[DO THIS]: Each line that follows is to be retyped exactly.

======== DATASET ENTRIES

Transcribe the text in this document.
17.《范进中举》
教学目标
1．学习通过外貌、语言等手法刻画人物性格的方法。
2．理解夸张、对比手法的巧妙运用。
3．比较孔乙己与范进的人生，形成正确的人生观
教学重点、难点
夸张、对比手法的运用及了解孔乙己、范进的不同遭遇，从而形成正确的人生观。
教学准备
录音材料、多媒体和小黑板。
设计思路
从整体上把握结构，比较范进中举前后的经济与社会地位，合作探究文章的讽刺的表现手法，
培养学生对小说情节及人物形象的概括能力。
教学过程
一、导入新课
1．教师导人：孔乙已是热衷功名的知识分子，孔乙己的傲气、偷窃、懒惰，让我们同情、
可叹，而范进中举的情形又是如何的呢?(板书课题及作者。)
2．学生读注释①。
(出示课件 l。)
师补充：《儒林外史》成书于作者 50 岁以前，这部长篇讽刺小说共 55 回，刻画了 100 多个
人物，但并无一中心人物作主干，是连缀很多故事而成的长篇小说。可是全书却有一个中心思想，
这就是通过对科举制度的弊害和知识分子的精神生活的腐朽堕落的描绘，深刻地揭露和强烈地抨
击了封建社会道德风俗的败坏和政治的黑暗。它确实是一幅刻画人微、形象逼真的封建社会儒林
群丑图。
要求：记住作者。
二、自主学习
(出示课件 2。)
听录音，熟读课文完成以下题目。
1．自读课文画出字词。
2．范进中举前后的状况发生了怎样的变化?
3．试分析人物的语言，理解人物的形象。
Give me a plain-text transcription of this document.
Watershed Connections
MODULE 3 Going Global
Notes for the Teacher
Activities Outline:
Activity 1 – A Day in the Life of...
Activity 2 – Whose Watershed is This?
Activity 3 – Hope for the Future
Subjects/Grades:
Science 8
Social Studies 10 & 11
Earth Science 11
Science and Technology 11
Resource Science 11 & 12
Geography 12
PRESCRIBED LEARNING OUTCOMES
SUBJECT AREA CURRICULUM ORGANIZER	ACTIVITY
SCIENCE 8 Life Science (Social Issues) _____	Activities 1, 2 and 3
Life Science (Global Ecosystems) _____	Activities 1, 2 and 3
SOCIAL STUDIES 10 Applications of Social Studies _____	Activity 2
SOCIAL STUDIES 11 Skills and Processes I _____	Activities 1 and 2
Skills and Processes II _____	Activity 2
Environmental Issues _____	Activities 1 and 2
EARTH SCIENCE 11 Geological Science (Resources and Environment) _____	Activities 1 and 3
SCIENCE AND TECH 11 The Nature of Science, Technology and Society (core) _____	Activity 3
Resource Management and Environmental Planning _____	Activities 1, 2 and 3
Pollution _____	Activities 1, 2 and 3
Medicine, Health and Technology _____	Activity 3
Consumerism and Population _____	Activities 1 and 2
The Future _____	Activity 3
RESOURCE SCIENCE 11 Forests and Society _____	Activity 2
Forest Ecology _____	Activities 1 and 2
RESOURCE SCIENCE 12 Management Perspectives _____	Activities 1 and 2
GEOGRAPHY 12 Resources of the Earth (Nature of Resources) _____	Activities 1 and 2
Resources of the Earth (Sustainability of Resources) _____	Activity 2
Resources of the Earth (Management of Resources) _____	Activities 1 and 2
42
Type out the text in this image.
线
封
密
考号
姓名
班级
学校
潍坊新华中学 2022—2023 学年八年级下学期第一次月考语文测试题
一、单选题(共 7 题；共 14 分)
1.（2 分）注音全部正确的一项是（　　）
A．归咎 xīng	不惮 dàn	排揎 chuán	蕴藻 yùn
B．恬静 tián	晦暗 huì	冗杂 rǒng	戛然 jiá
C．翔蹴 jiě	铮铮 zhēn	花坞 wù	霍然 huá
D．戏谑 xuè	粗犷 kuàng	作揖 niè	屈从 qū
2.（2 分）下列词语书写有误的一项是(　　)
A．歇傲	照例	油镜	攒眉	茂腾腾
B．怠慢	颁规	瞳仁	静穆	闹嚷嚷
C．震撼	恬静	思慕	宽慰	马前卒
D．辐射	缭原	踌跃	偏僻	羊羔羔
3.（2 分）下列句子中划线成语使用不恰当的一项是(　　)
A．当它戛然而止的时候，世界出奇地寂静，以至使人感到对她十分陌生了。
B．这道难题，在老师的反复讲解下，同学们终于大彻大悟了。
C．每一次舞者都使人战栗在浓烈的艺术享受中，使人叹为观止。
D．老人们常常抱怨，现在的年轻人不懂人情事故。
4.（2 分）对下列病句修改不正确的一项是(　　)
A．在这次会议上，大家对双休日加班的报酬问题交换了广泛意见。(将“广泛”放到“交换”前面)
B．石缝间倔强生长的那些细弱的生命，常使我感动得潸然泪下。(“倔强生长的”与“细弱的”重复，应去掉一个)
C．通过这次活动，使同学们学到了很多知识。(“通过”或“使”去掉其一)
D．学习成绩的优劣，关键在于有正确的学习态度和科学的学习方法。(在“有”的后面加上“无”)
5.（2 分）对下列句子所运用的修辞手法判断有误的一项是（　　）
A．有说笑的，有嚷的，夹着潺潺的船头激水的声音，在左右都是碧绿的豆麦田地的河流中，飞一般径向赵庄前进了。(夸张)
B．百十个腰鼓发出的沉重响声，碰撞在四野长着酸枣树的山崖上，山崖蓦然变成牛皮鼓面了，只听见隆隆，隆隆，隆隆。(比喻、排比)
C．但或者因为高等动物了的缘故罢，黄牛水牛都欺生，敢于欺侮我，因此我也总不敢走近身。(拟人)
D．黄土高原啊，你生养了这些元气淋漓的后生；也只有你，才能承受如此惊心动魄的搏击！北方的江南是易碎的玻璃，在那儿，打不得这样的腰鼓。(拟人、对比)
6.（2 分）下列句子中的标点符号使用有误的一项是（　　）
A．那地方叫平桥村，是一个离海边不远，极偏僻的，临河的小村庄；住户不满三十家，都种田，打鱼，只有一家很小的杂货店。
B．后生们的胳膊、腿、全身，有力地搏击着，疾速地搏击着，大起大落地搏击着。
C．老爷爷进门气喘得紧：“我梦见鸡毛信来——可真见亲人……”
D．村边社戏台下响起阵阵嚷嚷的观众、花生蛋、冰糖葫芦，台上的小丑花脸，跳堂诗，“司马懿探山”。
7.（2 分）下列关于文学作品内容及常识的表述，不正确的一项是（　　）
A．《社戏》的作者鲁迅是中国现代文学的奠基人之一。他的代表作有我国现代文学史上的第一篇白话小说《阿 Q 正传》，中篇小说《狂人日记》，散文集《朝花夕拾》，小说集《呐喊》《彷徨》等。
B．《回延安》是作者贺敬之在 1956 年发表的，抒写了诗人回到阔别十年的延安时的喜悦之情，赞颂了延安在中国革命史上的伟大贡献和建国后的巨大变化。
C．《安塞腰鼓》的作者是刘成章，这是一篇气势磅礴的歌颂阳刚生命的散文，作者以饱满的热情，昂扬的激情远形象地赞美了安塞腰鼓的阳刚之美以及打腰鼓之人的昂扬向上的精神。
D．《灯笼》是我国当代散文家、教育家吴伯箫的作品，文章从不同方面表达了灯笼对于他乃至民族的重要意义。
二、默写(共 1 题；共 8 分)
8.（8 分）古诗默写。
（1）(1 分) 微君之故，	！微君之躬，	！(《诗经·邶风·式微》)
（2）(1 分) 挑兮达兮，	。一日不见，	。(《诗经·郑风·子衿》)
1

================

[SOLUTION]:
Transcribe the text in this document.
17.《范进中举》
教学目标
1．学习通过外貌、语言等手法刻画人物性格的方法。
2．理解夸张、对比手法的巧妙运用。
3．比较孔乙己与范进的人生，形成正确的人生观
教学重点、难点
夸张、对比手法的运用及了解孔乙己、范进的不同遭遇，从而形成正确的人生观。
教学准备
录音材料、多媒体和小黑板。
设计思路
从整体上把握结构，比较范进中举前后的经济与社会地位，合作探究文章的讽刺的表现手法，
培养学生对小说情节及人物形象的概括能力。
教学过程
一、导入新课
1．教师导人：孔乙已是热衷功名的知识分子，孔乙己的傲气、偷窃、懒惰，让我们同情、
可叹，而范进中举的情形又是如何的呢?(板书课题及作者。)
2．学生读注释①。
(出示课件 l。)
师补充：《儒林外史》成书于作者 50 岁以前，这部长篇讽刺小说共 55 回，刻画了 100 多个
人物，但并无一中心人物作主干，是连缀很多故事而成的长篇小说。可是全书却有一个中心思想，
这就是通过对科举制度的弊害和知识分子的精神生活的腐朽堕落的描绘，深刻地揭露和强烈地抨
击了封建社会道德风俗的败坏和政治的黑暗。它确实是一幅刻画人微、形象逼真的封建社会儒林
群丑图。
要求：记住作者。
二、自主学习
(出示课件 2。)
听录音，熟读课文完成以下题目。
1．自读课文画出字词。
2．范进中举前后的状况发生了怎样的变化?
3．试分析人物的语言，理解人物的形象。
Give me a plain-text transcription of this document.
Watershed Connections
MODULE 3 Going Global
Notes for the Teacher
Activities Outline:
Activity 1 – A Day in the Life of...
Activity 2 – Whose Watershed is This?
Activity 3 – Hope for the Future
Subjects/Grades:
Science 8
Social Studies 10 & 11
Earth Science 11
Science and Technology 11
Resource Science 11 & 12
Geography 12
PRESCRIBED LEARNING OUTCOMES
SUBJECT AREA CURRICULUM ORGANIZER	ACTIVITY
SCIENCE 8 Life Science (Social Issues) _____	Activities 1, 2 and 3
Life Science (Global Ecosystems) _____	Activities 1, 2 and 3
SOCIAL STUDIES 10 Applications of Social Studies _____	Activity 2
SOCIAL STUDIES 11 Skills and Processes I _____	Activities 1 and 2
Skills and Processes II _____	Activity 2
Environmental Issues _____	Activities 1 and 2
EARTH SCIENCE 11 Geological Science (Resources and Environment) _____	Activities 1 and 3
SCIENCE AND TECH 11 The Nature of Science, Technology and Society (core) _____	Activity 3
Resource Management and Environmental Planning _____	Activities 1, 2 and 3
Pollution _____	Activities 1, 2 and 3
Medicine, Health and Technology _____	Activity 3
Consumerism and Population _____	Activities 1 and 2
The Future _____	Activity 3
RESOURCE SCIENCE 11 Forests and Society _____	Activity 2
Forest Ecology _____	Activities 1 and 2
RESOURCE SCIENCE 12 Management Perspectives _____	Activities 1 and 2
GEOGRAPHY 12 Resources of the Earth (Nature of Resources) _____	Activities 1 and 2
Resources of the Earth (Sustainability of Resources) _____	Activity 2
Resources of the Earth (Management of Resources) _____	Activities 1 and 2
42
Type out the text in this image.
线
封
密
考号
姓名
班级
学校
潍坊新华中学 2022—2023 学年八年级下学期第一次月考语文测试题
一、单选题(共 7 题；共 14 分)
1.（2 分）注音全部正确的一项是（　　）
A．归咎 xīng	不惮 dàn	排揎 chuán	蕴藻 yùn
B．恬静 tián	晦暗 huì	冗杂 rǒng	戛然 jiá
C．翔蹴 jiě	铮铮 zhēn	花坞 wù	霍然 huá
D．戏谑 xuè	粗犷 kuàng	作揖 niè	屈从 qū
2.（2 分）下列词语书写有误的一项是(　　)
A．歇傲	照例	油镜	攒眉	茂腾腾
B．怠慢	颁规	瞳仁	静穆	闹嚷嚷
C．震撼	恬静	思慕	宽慰	马前卒
D．辐射	缭原	踌跃	偏僻	羊羔羔
3.（2 分）下列句子中划线成语使用不恰当的一项是(　　)
A．当它戛然而止的时候，世界出奇地寂静，以至使人感到对她十分陌生了。
B．这道难题，在老师的反复讲解下，同学们终于大彻大悟了。
C．每一次舞者都使人战栗在浓烈的艺术享受中，使人叹为观止。
D．老人们常常抱怨，现在的年轻人不懂人情事故。
4.（2 分）对下列病句修改不正确的一项是(　　)
A．在这次会议上，大家对双休日加班的报酬问题交换了广泛意见。(将“广泛”放到“交换”前面)
B．石缝间倔强生长的那些细弱的生命，常使我感动得潸然泪下。(“倔强生长的”与“细弱的”重复，应去掉一个)
C．通过这次活动，使同学们学到了很多知识。(“通过”或“使”去掉其一)
D．学习成绩的优劣，关键在于有正确的学习态度和科学的学习方法。(在“有”的后面加上“无”)
5.（2 分）对下列句子所运用的修辞手法判断有误的一项是（　　）
A．有说笑的，有嚷的，夹着潺潺的船头激水的声音，在左右都是碧绿的豆麦田地的河流中，飞一般径向赵庄前进了。(夸张)
B．百十个腰鼓发出的沉重响声，碰撞在四野长着酸枣树的山崖上，山崖蓦然变成牛皮鼓面了，只听见隆隆，隆隆，隆隆。(比喻、排比)
C．但或者因为高等动物了的缘故罢，黄牛水牛都欺生，敢于欺侮我，因此我也总不敢走近身。(拟人)
D．黄土高原啊，你生养了这些元气淋漓的后生；也只有你，才能承受如此惊心动魄的搏击！北方的江南是易碎的玻璃，在那儿，打不得这样的腰鼓。(拟人、对比)
6.（2 分）下列句子中的标点符号使用有误的一项是（　　）
A．那地方叫平桥村，是一个离海边不远，极偏僻的，临河的小村庄；住户不满三十家，都种田，打鱼，只有一家很小的杂货店。
B．后生们的胳膊、腿、全身，有力地搏击着，疾速地搏击着，大起大落地搏击着。
C．老爷爷进门气喘得紧：“我梦见鸡毛信来——可真见亲人……”
D．村边社戏台下响起阵阵嚷嚷的观众、花生蛋、冰糖葫芦，台上的小丑花脸，跳堂诗，“司马懿探山”。
7.（2 分）下列关于文学作品内容及常识的表述，不正确的一项是（　　）
A．《社戏》的作者鲁迅是中国现代文学的奠基人之一。他的代表作有我国现代文学史上的第一篇白话小说《阿 Q 正传》，中篇小说《狂人日记》，散文集《朝花夕拾》，小说集《呐喊》《彷徨》等。
B．《回延安》是作者贺敬之在 1956 年发表的，抒写了诗人回到阔别十年的延安时的喜悦之情，赞颂了延安在中国革命史上的伟大贡献和建国后的巨大变化。
C．《安塞腰鼓》的作者是刘成章，这是一篇气势磅礴的歌颂阳刚生命的散文，作者以饱满的热情，昂扬的激情远形象地赞美了安塞腰鼓的阳刚之美以及打腰鼓之人的昂扬向上的精神。
D．《灯笼》是我国当代散文家、教育家吴伯箫的作品，文章从不同方面表达了灯笼对于他乃至民族的重要意义。
二、默写(共 1 题；共 8 分)
8.（8 分）古诗默写。
（1）(1 分) 微君之故，	！微君之躬，	！(《诗经·邶风·式微》)
（2）(1 分) 挑兮达兮，	。一日不见，	。(《诗经·郑风·子衿》)
1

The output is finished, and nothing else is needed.